▶ **TASK PROMPT**
Repeat the listing below in full, exactly as it stands.
==========
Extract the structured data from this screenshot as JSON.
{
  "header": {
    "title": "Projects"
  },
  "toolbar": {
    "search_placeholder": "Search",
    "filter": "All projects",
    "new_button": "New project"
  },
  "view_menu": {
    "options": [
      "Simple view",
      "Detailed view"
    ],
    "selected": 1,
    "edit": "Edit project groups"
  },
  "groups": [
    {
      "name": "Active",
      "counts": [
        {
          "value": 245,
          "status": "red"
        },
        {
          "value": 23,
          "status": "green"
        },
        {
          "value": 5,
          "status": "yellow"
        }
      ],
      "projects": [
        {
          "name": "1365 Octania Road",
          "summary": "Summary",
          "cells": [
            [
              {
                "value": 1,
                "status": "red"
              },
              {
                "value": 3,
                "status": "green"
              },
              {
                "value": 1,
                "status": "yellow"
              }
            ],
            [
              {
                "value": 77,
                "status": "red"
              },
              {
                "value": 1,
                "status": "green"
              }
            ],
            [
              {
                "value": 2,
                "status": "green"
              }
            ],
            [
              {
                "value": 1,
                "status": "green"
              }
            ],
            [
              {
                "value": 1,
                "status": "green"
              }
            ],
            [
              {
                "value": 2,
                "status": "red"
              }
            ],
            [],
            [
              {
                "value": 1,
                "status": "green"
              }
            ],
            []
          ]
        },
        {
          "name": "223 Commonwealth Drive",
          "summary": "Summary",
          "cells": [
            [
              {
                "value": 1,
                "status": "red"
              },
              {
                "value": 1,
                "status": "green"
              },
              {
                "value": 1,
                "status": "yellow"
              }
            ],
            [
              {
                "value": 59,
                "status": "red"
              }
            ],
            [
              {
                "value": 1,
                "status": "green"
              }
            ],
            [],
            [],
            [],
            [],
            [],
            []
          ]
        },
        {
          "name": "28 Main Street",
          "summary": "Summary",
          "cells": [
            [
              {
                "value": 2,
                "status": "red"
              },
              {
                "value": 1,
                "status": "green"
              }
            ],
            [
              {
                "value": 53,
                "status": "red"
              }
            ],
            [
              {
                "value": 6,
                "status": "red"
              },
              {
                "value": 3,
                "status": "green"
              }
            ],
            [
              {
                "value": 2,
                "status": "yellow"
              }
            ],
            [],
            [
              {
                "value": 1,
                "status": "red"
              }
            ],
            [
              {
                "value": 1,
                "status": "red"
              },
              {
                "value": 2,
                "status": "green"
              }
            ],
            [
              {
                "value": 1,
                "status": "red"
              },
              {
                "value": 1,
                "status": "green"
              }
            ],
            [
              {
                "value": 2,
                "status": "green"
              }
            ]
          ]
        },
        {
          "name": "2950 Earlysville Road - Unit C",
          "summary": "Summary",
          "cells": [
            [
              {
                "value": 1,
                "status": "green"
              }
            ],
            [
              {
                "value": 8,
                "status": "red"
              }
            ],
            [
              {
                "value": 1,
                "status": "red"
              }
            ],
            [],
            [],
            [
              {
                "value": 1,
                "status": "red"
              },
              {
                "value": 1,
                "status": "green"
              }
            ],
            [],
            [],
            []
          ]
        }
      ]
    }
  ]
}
==========
▶ **CORRECT RESPONSE**
Extract the structured data from this screenshot as JSON.
{
  "header": {
    "title": "Projects"
  },
  "toolbar": {
    "search_placeholder": "Search",
    "filter": "All projects",
    "new_button": "New project"
  },
  "view_menu": {
    "options": [
      "Simple view",
      "Detailed view"
    ],
    "selected": 1,
    "edit": "Edit project groups"
  },
  "groups": [
    {
      "name": "Active",
      "counts": [
        {
          "value": 245,
          "status": "red"
        },
        {
          "value": 23,
          "status": "green"
        },
        {
          "value": 5,
          "status": "yellow"
        }
      ],
      "projects": [
        {
          "name": "1365 Octania Road",
          "summary": "Summary",
          "cells": [
            [
              {
                "value": 1,
                "status": "red"
              },
              {
                "value": 3,
                "status": "green"
              },
              {
                "value": 1,
                "status": "yellow"
              }
            ],
            [
              {
                "value": 77,
                "status": "red"
              },
              {
                "value": 1,
                "status": "green"
              }
            ],
            [
              {
                "value": 2,
                "status": "green"
              }
            ],
            [
              {
                "value": 1,
                "status": "green"
              }
            ],
            [
              {
                "value": 1,
                "status": "green"
              }
            ],
            [
              {
                "value": 2,
                "status": "red"
              }
            ],
            [],
            [
              {
                "value": 1,
                "status": "green"
              }
            ],
            []
          ]
        },
        {
          "name": "223 Commonwealth Drive",
          "summary": "Summary",
          "cells": [
            [
              {
                "value": 1,
                "status": "red"
              },
              {
                "value": 1,
                "status": "green"
              },
              {
                "value": 1,
                "status": "yellow"
              }
            ],
            [
              {
                "value": 59,
                "status": "red"
              }
            ],
            [
              {
                "value": 1,
                "status": "green"
              }
            ],
            [],
            [],
            [],
            [],
            [],
            []
          ]
        },
        {
          "name": "28 Main Street",
          "summary": "Summary",
          "cells": [
            [
              {
                "value": 2,
                "status": "red"
              },
              {
                "value": 1,
                "status": "green"
              }
            ],
            [
              {
                "value": 53,
                "status": "red"
              }
            ],
            [
              {
                "value": 6,
                "status": "red"
              },
              {
                "value": 3,
                "status": "green"
              }
            ],
            [
              {
                "value": 2,
                "status": "yellow"
              }
            ],
            [],
            [
              {
                "value": 1,
                "status": "red"
              }
            ],
            [
              {
                "value": 1,
                "status": "red"
              },
              {
                "value": 2,
                "status": "green"
              }
            ],
            [
              {
                "value": 1,
                "status": "red"
              },
              {
                "value": 1,
                "status": "green"
              }
            ],
            [
              {
                "value": 2,
                "status": "green"
              }
            ]
          ]
        },
        {
          "name": "2950 Earlysville Road - Unit C",
          "summary": "Summary",
          "cells": [
            [
              {
                "value": 1,
                "status": "green"
              }
            ],
            [
              {
                "value": 8,
                "status": "red"
              }
            ],
            [
              {
                "value": 1,
                "status": "red"
              }
            ],
            [],
            [],
            [
              {
                "value": 1,
                "status": "red"
              },
              {
                "value": 1,
                "status": "green"
              }
            ],
            [],
            [],
            []
          ]
        }
      ]
    }
  ]
}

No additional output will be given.